Copy all entries without alteration and skip the pictures they hold.

= = = =

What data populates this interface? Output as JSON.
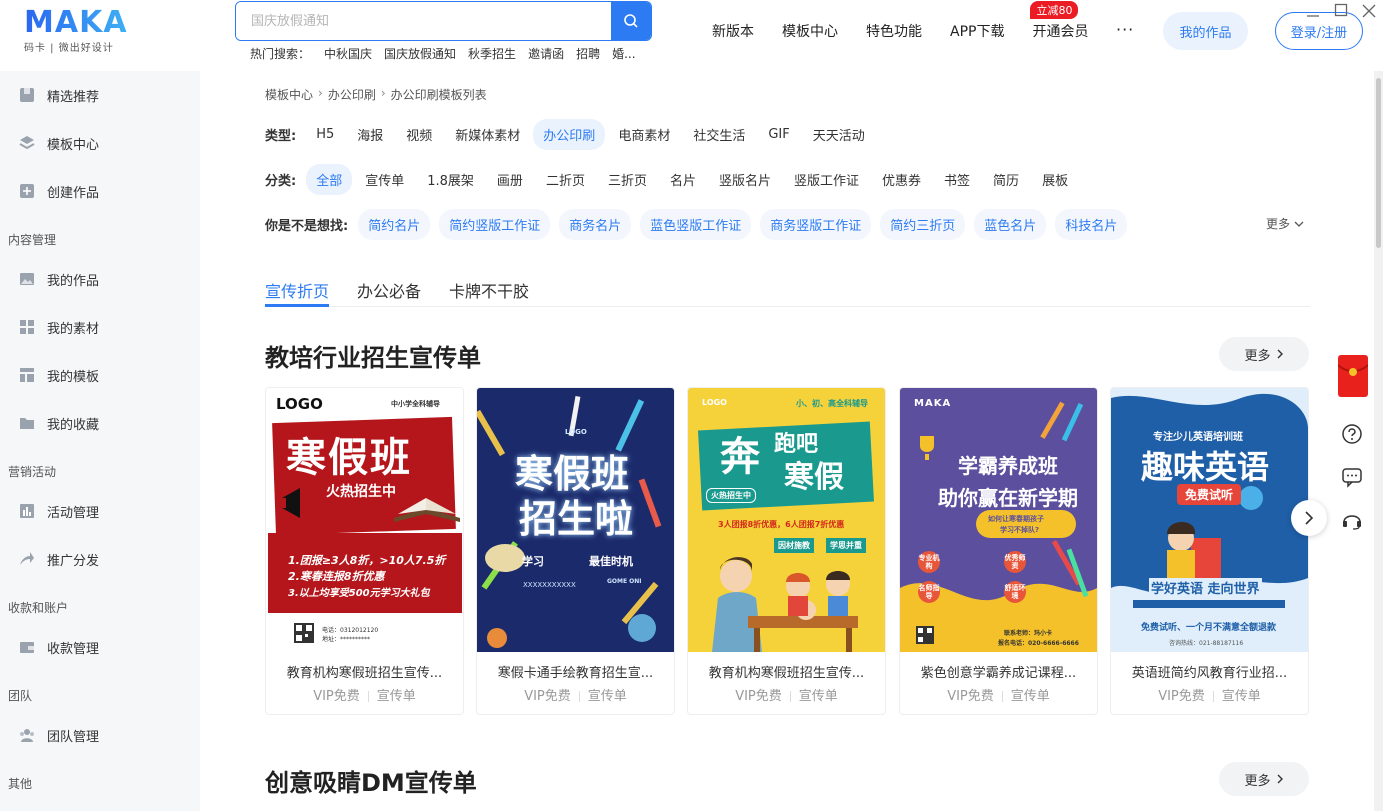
{
  "header": {
    "logo": "MAKA",
    "logo_sub": "码卡 | 微出好设计",
    "search_placeholder": "国庆放假通知",
    "hot_label": "热门搜索：",
    "hot": [
      "中秋国庆",
      "国庆放假通知",
      "秋季招生",
      "邀请函",
      "招聘",
      "婚..."
    ],
    "nav": [
      "新版本",
      "模板中心",
      "特色功能",
      "APP下载",
      "开通会员"
    ],
    "vip_badge": "立减80",
    "more_dots": "···",
    "my_works": "我的作品",
    "login": "登录/注册"
  },
  "sidebar": {
    "items": [
      {
        "label": "精选推荐"
      },
      {
        "label": "模板中心"
      },
      {
        "label": "创建作品"
      }
    ],
    "sec_content": "内容管理",
    "content_items": [
      {
        "label": "我的作品"
      },
      {
        "label": "我的素材"
      },
      {
        "label": "我的模板"
      },
      {
        "label": "我的收藏"
      }
    ],
    "sec_marketing": "营销活动",
    "marketing_items": [
      {
        "label": "活动管理"
      },
      {
        "label": "推广分发"
      }
    ],
    "sec_account": "收款和账户",
    "account_items": [
      {
        "label": "收款管理"
      }
    ],
    "sec_team": "团队",
    "team_items": [
      {
        "label": "团队管理"
      }
    ],
    "sec_other": "其他"
  },
  "breadcrumb": [
    "模板中心",
    "办公印刷",
    "办公印刷模板列表"
  ],
  "filters": {
    "type_label": "类型:",
    "types": [
      "H5",
      "海报",
      "视频",
      "新媒体素材",
      "办公印刷",
      "电商素材",
      "社交生活",
      "GIF",
      "天天活动"
    ],
    "cat_label": "分类:",
    "cats": [
      "全部",
      "宣传单",
      "1.8展架",
      "画册",
      "二折页",
      "三折页",
      "名片",
      "竖版名片",
      "竖版工作证",
      "优惠券",
      "书签",
      "简历",
      "展板"
    ],
    "suggest_label": "你是不是想找:",
    "suggest": [
      "简约名片",
      "简约竖版工作证",
      "商务名片",
      "蓝色竖版工作证",
      "商务竖版工作证",
      "简约三折页",
      "蓝色名片",
      "科技名片"
    ],
    "more": "更多"
  },
  "tabs": [
    "宣传折页",
    "办公必备",
    "卡牌不干胶"
  ],
  "section1": {
    "title": "教培行业招生宣传单",
    "more": "更多",
    "cards": [
      {
        "title": "教育机构寒假班招生宣传...",
        "vip": "VIP免费",
        "cat": "宣传单"
      },
      {
        "title": "寒假卡通手绘教育招生宣...",
        "vip": "VIP免费",
        "cat": "宣传单"
      },
      {
        "title": "教育机构寒假班招生宣传...",
        "vip": "VIP免费",
        "cat": "宣传单"
      },
      {
        "title": "紫色创意学霸养成记课程...",
        "vip": "VIP免费",
        "cat": "宣传单"
      },
      {
        "title": "英语班简约风教育行业招...",
        "vip": "VIP免费",
        "cat": "宣传单"
      }
    ]
  },
  "section2": {
    "title": "创意吸睛DM宣传单",
    "more": "更多"
  },
  "posters": {
    "p1": {
      "logo": "LOGO",
      "tag": "中小学全科辅导",
      "title": "寒假班",
      "sub": "火热招生中",
      "l1": "1.团报≥3人8折，>10人7.5折",
      "l2": "2.寒春连报8折优惠",
      "l3": "3.以上均享受500元学习大礼包",
      "tel": "电话：0312012120",
      "addr": "地址：**********"
    },
    "p2": {
      "logo": "LOGO",
      "title1": "寒假班",
      "title2": "招生啦",
      "btm1": "学习",
      "btm2": "最佳时机",
      "btm3": "XXXXXXXXXXX",
      "btm4": "GOME ONI"
    },
    "p3": {
      "logo": "LOGO",
      "tag": "小、初、高全科辅导",
      "t1": "奔",
      "t2": "跑吧",
      "t3": "寒假",
      "badge": "火热招生中",
      "offer": "3人团报8折优惠，6人团报7折优惠",
      "b1": "因材施教",
      "b2": "学思并重"
    },
    "p4": {
      "logo": "MAKA",
      "t1": "学霸养成班",
      "t2": "助你赢在新学期",
      "bubble1": "如何让寒春期孩子",
      "bubble2": "学习不掉队?",
      "f1": "专业机构",
      "f2": "优秀师资",
      "f3": "名师指导",
      "f4": "舒适环境",
      "contact": "联系老师：玛小卡",
      "tel": "报名电话：020-6666-6666"
    },
    "p5": {
      "tag": "专注少儿英语培训班",
      "title": "趣味英语",
      "free": "免费试听",
      "sub": "学好英语 走向世界",
      "foot": "免费试听、一个月不满意全额退款",
      "tel": "咨询热线：021-88187116"
    }
  },
  "colors": {
    "accent": "#2d7bf2",
    "badge": "#ec1c24"
  }
}
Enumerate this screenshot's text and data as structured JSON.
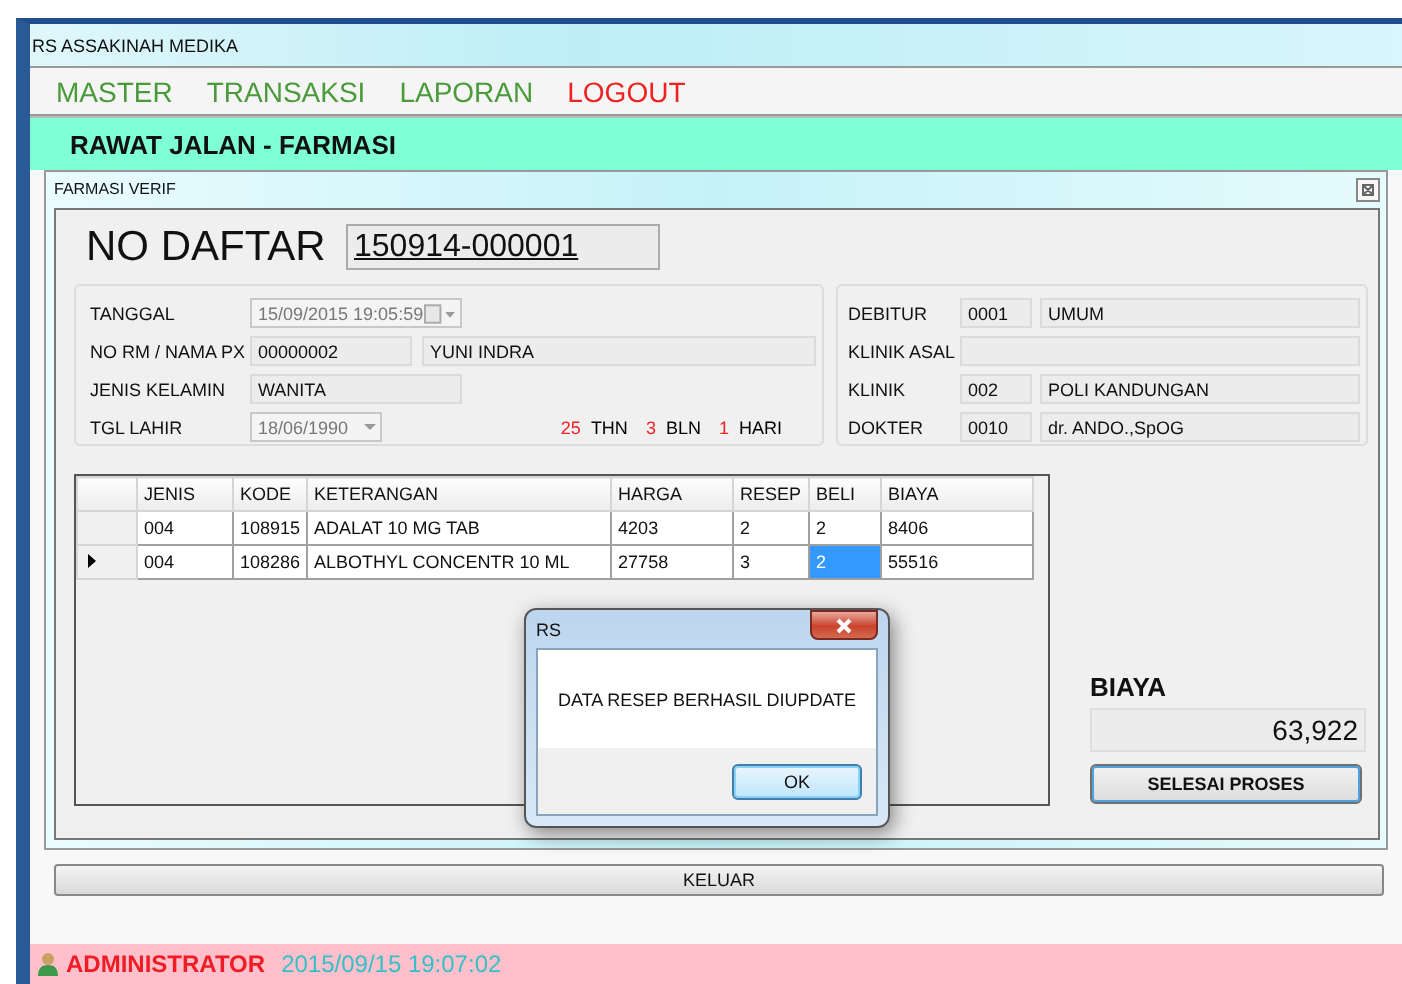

= = = =

§ RESPONSE
What data populates this interface? Output as JSON.
{
  "header": {
    "logo": "MAKA",
    "logo_sub": "码卡 | 微出好设计",
    "search_placeholder": "国庆放假通知",
    "hot_label": "热门搜索：",
    "hot": [
      "中秋国庆",
      "国庆放假通知",
      "秋季招生",
      "邀请函",
      "招聘",
      "婚..."
    ],
    "nav": [
      "新版本",
      "模板中心",
      "特色功能",
      "APP下载",
      "开通会员"
    ],
    "vip_badge": "立减80",
    "more_dots": "···",
    "my_works": "我的作品",
    "login": "登录/注册"
  },
  "sidebar": {
    "items": [
      {
        "label": "精选推荐"
      },
      {
        "label": "模板中心"
      },
      {
        "label": "创建作品"
      }
    ],
    "sec_content": "内容管理",
    "content_items": [
      {
        "label": "我的作品"
      },
      {
        "label": "我的素材"
      },
      {
        "label": "我的模板"
      },
      {
        "label": "我的收藏"
      }
    ],
    "sec_marketing": "营销活动",
    "marketing_items": [
      {
        "label": "活动管理"
      },
      {
        "label": "推广分发"
      }
    ],
    "sec_account": "收款和账户",
    "account_items": [
      {
        "label": "收款管理"
      }
    ],
    "sec_team": "团队",
    "team_items": [
      {
        "label": "团队管理"
      }
    ],
    "sec_other": "其他"
  },
  "breadcrumb": [
    "模板中心",
    "办公印刷",
    "办公印刷模板列表"
  ],
  "filters": {
    "type_label": "类型:",
    "types": [
      "H5",
      "海报",
      "视频",
      "新媒体素材",
      "办公印刷",
      "电商素材",
      "社交生活",
      "GIF",
      "天天活动"
    ],
    "cat_label": "分类:",
    "cats": [
      "全部",
      "宣传单",
      "1.8展架",
      "画册",
      "二折页",
      "三折页",
      "名片",
      "竖版名片",
      "竖版工作证",
      "优惠券",
      "书签",
      "简历",
      "展板"
    ],
    "suggest_label": "你是不是想找:",
    "suggest": [
      "简约名片",
      "简约竖版工作证",
      "商务名片",
      "蓝色竖版工作证",
      "商务竖版工作证",
      "简约三折页",
      "蓝色名片",
      "科技名片"
    ],
    "more": "更多"
  },
  "tabs": [
    "宣传折页",
    "办公必备",
    "卡牌不干胶"
  ],
  "section1": {
    "title": "教培行业招生宣传单",
    "more": "更多",
    "cards": [
      {
        "title": "教育机构寒假班招生宣传...",
        "vip": "VIP免费",
        "cat": "宣传单"
      },
      {
        "title": "寒假卡通手绘教育招生宣...",
        "vip": "VIP免费",
        "cat": "宣传单"
      },
      {
        "title": "教育机构寒假班招生宣传...",
        "vip": "VIP免费",
        "cat": "宣传单"
      },
      {
        "title": "紫色创意学霸养成记课程...",
        "vip": "VIP免费",
        "cat": "宣传单"
      },
      {
        "title": "英语班简约风教育行业招...",
        "vip": "VIP免费",
        "cat": "宣传单"
      }
    ]
  },
  "section2": {
    "title": "创意吸睛DM宣传单",
    "more": "更多"
  },
  "posters": {
    "p1": {
      "logo": "LOGO",
      "tag": "中小学全科辅导",
      "title": "寒假班",
      "sub": "火热招生中",
      "l1": "1.团报≥3人8折，>10人7.5折",
      "l2": "2.寒春连报8折优惠",
      "l3": "3.以上均享受500元学习大礼包",
      "tel": "电话：0312012120",
      "addr": "地址：**********"
    },
    "p2": {
      "logo": "LOGO",
      "title1": "寒假班",
      "title2": "招生啦",
      "btm1": "学习",
      "btm2": "最佳时机",
      "btm3": "XXXXXXXXXXX",
      "btm4": "GOME ONI"
    },
    "p3": {
      "logo": "LOGO",
      "tag": "小、初、高全科辅导",
      "t1": "奔",
      "t2": "跑吧",
      "t3": "寒假",
      "badge": "火热招生中",
      "offer": "3人团报8折优惠，6人团报7折优惠",
      "b1": "因材施教",
      "b2": "学思并重"
    },
    "p4": {
      "logo": "MAKA",
      "t1": "学霸养成班",
      "t2": "助你赢在新学期",
      "bubble1": "如何让寒春期孩子",
      "bubble2": "学习不掉队?",
      "f1": "专业机构",
      "f2": "优秀师资",
      "f3": "名师指导",
      "f4": "舒适环境",
      "contact": "联系老师：玛小卡",
      "tel": "报名电话：020-6666-6666"
    },
    "p5": {
      "tag": "专注少儿英语培训班",
      "title": "趣味英语",
      "free": "免费试听",
      "sub": "学好英语 走向世界",
      "foot": "免费试听、一个月不满意全额退款",
      "tel": "咨询热线：021-88187116"
    }
  },
  "colors": {
    "accent": "#2d7bf2",
    "badge": "#ec1c24"
  }
}
Enumerate this screenshot's text and data as structured JSON.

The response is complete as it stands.